* **WHAT THE TASK REQUIRES**
Please write out the data exactly, line by line.

▼

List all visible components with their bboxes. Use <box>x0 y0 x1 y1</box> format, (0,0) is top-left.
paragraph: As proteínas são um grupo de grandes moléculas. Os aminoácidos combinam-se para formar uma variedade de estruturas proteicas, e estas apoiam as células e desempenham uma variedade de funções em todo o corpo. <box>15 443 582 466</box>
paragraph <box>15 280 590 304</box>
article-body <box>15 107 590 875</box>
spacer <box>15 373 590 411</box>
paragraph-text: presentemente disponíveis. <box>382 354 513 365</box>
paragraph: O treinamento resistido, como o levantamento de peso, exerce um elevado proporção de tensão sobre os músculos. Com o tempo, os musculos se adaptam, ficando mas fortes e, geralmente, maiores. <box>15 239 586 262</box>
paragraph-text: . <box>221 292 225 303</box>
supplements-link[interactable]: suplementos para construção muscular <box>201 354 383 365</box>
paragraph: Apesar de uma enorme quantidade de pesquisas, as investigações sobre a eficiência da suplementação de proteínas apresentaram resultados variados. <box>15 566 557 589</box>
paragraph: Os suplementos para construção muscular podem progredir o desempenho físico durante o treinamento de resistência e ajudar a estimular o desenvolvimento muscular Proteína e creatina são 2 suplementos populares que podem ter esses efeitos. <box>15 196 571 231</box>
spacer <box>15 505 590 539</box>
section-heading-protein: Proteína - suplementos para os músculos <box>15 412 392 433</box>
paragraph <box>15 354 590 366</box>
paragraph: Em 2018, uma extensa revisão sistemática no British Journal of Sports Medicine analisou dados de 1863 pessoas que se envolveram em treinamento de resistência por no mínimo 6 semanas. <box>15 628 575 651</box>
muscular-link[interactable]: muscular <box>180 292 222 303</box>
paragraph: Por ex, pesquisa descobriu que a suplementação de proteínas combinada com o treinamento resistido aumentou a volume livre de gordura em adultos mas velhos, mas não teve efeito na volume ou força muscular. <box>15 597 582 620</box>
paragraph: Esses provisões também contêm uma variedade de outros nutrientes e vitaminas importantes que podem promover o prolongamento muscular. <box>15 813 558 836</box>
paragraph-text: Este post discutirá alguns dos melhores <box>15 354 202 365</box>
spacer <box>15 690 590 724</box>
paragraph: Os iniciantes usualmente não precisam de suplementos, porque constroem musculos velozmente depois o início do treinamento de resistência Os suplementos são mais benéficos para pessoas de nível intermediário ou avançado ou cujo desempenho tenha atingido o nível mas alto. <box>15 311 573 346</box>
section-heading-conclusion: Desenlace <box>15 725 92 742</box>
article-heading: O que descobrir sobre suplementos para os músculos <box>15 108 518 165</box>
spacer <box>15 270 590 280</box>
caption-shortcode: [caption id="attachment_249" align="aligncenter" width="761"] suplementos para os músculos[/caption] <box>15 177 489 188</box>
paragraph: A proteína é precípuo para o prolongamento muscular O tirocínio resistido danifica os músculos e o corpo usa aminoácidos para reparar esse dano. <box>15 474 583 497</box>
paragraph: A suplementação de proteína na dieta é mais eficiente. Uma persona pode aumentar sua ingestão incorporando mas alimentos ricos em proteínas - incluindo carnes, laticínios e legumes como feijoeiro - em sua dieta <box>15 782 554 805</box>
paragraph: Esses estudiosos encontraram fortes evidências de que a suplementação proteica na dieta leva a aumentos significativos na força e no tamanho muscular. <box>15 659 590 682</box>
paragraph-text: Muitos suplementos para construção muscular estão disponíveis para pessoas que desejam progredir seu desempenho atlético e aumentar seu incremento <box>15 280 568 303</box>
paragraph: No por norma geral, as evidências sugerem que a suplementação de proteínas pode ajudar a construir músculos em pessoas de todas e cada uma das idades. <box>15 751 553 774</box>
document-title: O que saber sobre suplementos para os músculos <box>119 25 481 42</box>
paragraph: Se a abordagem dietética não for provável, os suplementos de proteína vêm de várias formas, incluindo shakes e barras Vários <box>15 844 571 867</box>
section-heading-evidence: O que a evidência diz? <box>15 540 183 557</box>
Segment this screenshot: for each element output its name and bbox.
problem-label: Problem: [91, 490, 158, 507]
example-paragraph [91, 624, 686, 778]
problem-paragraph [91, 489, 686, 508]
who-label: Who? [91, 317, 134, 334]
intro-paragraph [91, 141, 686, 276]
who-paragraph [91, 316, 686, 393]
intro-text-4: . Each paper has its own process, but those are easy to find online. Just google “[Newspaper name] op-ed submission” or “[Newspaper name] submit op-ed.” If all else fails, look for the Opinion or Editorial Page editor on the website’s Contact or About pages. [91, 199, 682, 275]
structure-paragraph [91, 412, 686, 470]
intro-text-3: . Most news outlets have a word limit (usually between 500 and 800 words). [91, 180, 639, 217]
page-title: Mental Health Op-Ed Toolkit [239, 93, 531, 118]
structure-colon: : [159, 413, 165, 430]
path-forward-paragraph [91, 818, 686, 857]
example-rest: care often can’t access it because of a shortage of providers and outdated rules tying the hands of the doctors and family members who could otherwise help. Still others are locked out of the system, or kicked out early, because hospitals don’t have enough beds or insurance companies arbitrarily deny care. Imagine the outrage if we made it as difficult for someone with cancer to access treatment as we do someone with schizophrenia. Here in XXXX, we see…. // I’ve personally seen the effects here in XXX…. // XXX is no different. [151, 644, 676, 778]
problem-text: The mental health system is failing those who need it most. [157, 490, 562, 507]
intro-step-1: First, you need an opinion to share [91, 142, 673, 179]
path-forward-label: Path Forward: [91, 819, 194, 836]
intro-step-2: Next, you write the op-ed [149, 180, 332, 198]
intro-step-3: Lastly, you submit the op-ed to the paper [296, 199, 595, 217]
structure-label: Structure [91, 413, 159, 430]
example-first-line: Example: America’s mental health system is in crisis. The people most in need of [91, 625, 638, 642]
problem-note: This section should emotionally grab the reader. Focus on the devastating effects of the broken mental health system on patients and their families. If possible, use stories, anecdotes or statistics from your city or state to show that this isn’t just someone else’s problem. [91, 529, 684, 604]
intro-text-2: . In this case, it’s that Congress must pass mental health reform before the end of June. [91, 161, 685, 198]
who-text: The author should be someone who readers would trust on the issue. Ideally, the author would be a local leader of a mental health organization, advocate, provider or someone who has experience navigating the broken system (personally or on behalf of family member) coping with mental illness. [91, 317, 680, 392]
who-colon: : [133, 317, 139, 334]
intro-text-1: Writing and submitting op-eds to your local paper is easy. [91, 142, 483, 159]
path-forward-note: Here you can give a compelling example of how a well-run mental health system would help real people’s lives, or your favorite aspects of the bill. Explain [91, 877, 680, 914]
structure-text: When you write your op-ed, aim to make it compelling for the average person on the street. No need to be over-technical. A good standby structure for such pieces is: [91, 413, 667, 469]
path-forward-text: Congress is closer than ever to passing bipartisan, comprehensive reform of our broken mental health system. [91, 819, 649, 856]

▲

* **ANSWER SPACE**
List all visible components with their bboxes. Use <box>x0 y0 x1 y1</box> format, (0,0) is top-left.
paragraph: As proteínas são um grupo de grandes moléculas. Os aminoácidos combinam-se para formar uma variedade de estruturas proteicas, e estas apoiam as células e desempenham uma variedade de funções em todo o corpo. <box>15 443 582 466</box>
paragraph <box>15 280 590 304</box>
article-body <box>15 107 590 875</box>
spacer <box>15 373 590 411</box>
paragraph-text: presentemente disponíveis. <box>382 354 513 365</box>
paragraph: O treinamento resistido, como o levantamento de peso, exerce um elevado proporção de tensão sobre os músculos. Com o tempo, os musculos se adaptam, ficando mas fortes e, geralmente, maiores. <box>15 239 586 262</box>
paragraph-text: . <box>221 292 225 303</box>
supplements-link[interactable]: suplementos para construção muscular <box>201 354 383 365</box>
paragraph: Apesar de uma enorme quantidade de pesquisas, as investigações sobre a eficiência da suplementação de proteínas apresentaram resultados variados. <box>15 566 557 589</box>
paragraph: Os suplementos para construção muscular podem progredir o desempenho físico durante o treinamento de resistência e ajudar a estimular o desenvolvimento muscular Proteína e creatina são 2 suplementos populares que podem ter esses efeitos. <box>15 196 571 231</box>
spacer <box>15 505 590 539</box>
section-heading-protein: Proteína - suplementos para os músculos <box>15 412 392 433</box>
paragraph <box>15 354 590 366</box>
paragraph: Em 2018, uma extensa revisão sistemática no British Journal of Sports Medicine analisou dados de 1863 pessoas que se envolveram em treinamento de resistência por no mínimo 6 semanas. <box>15 628 575 651</box>
muscular-link[interactable]: muscular <box>180 292 222 303</box>
paragraph: Por ex, pesquisa descobriu que a suplementação de proteínas combinada com o treinamento resistido aumentou a volume livre de gordura em adultos mas velhos, mas não teve efeito na volume ou força muscular. <box>15 597 582 620</box>
paragraph: Esses provisões também contêm uma variedade de outros nutrientes e vitaminas importantes que podem promover o prolongamento muscular. <box>15 813 558 836</box>
paragraph-text: Este post discutirá alguns dos melhores <box>15 354 202 365</box>
spacer <box>15 690 590 724</box>
paragraph: Os iniciantes usualmente não precisam de suplementos, porque constroem musculos velozmente depois o início do treinamento de resistência Os suplementos são mais benéficos para pessoas de nível intermediário ou avançado ou cujo desempenho tenha atingido o nível mas alto. <box>15 311 573 346</box>
section-heading-conclusion: Desenlace <box>15 725 92 742</box>
article-heading: O que descobrir sobre suplementos para os músculos <box>15 108 518 165</box>
spacer <box>15 270 590 280</box>
caption-shortcode: [caption id="attachment_249" align="aligncenter" width="761"] suplementos para os músculos[/caption] <box>15 177 489 188</box>
paragraph: A proteína é precípuo para o prolongamento muscular O tirocínio resistido danifica os músculos e o corpo usa aminoácidos para reparar esse dano. <box>15 474 583 497</box>
paragraph: A suplementação de proteína na dieta é mais eficiente. Uma persona pode aumentar sua ingestão incorporando mas alimentos ricos em proteínas - incluindo carnes, laticínios e legumes como feijoeiro - em sua dieta <box>15 782 554 805</box>
paragraph: Esses estudiosos encontraram fortes evidências de que a suplementação proteica na dieta leva a aumentos significativos na força e no tamanho muscular. <box>15 659 590 682</box>
paragraph-text: Muitos suplementos para construção muscular estão disponíveis para pessoas que desejam progredir seu desempenho atlético e aumentar seu incremento <box>15 280 568 303</box>
paragraph: No por norma geral, as evidências sugerem que a suplementação de proteínas pode ajudar a construir músculos em pessoas de todas e cada uma das idades. <box>15 751 553 774</box>
document-title: O que saber sobre suplementos para os músculos <box>119 25 481 42</box>
paragraph: Se a abordagem dietética não for provável, os suplementos de proteína vêm de várias formas, incluindo shakes e barras Vários <box>15 844 571 867</box>
section-heading-evidence: O que a evidência diz? <box>15 540 183 557</box>
Segment this screenshot: for each element output its name and bbox.
problem-label: Problem: [91, 490, 158, 507]
example-paragraph [91, 624, 686, 778]
problem-paragraph [91, 489, 686, 508]
who-label: Who? [91, 317, 134, 334]
intro-paragraph [91, 141, 686, 276]
who-paragraph [91, 316, 686, 393]
intro-text-4: . Each paper has its own process, but those are easy to find online. Just google “[Newspaper name] op-ed submission” or “[Newspaper name] submit op-ed.” If all else fails, look for the Opinion or Editorial Page editor on the website’s Contact or About pages. [91, 199, 682, 275]
structure-paragraph [91, 412, 686, 470]
intro-text-3: . Most news outlets have a word limit (usually between 500 and 800 words). [91, 180, 639, 217]
page-title: Mental Health Op-Ed Toolkit [239, 93, 531, 118]
structure-colon: : [159, 413, 165, 430]
path-forward-paragraph [91, 818, 686, 857]
example-rest: care often can’t access it because of a shortage of providers and outdated rules tying the hands of the doctors and family members who could otherwise help. Still others are locked out of the system, or kicked out early, because hospitals don’t have enough beds or insurance companies arbitrarily deny care. Imagine the outrage if we made it as difficult for someone with cancer to access treatment as we do someone with schizophrenia. Here in XXXX, we see…. // I’ve personally seen the effects here in XXX…. // XXX is no different. [151, 644, 676, 778]
problem-text: The mental health system is failing those who need it most. [157, 490, 562, 507]
intro-step-1: First, you need an opinion to share [91, 142, 673, 179]
path-forward-label: Path Forward: [91, 819, 194, 836]
intro-step-2: Next, you write the op-ed [149, 180, 332, 198]
intro-step-3: Lastly, you submit the op-ed to the paper [296, 199, 595, 217]
structure-label: Structure [91, 413, 159, 430]
example-first-line: Example: America’s mental health system is in crisis. The people most in need of [91, 625, 638, 642]
problem-note: This section should emotionally grab the reader. Focus on the devastating effects of the broken mental health system on patients and their families. If possible, use stories, anecdotes or statistics from your city or state to show that this isn’t just someone else’s problem. [91, 529, 684, 604]
intro-text-2: . In this case, it’s that Congress must pass mental health reform before the end of June. [91, 161, 685, 198]
who-text: The author should be someone who readers would trust on the issue. Ideally, the author would be a local leader of a mental health organization, advocate, provider or someone who has experience navigating the broken system (personally or on behalf of family member) coping with mental illness. [91, 317, 680, 392]
who-colon: : [133, 317, 139, 334]
intro-text-1: Writing and submitting op-eds to your local paper is easy. [91, 142, 483, 159]
path-forward-note: Here you can give a compelling example of how a well-run mental health system would help real people’s lives, or your favorite aspects of the bill. Explain [91, 877, 680, 914]
structure-text: When you write your op-ed, aim to make it compelling for the average person on the street. No need to be over-technical. A good standby structure for such pieces is: [91, 413, 667, 469]
path-forward-text: Congress is closer than ever to passing bipartisan, comprehensive reform of our broken mental health system. [91, 819, 649, 856]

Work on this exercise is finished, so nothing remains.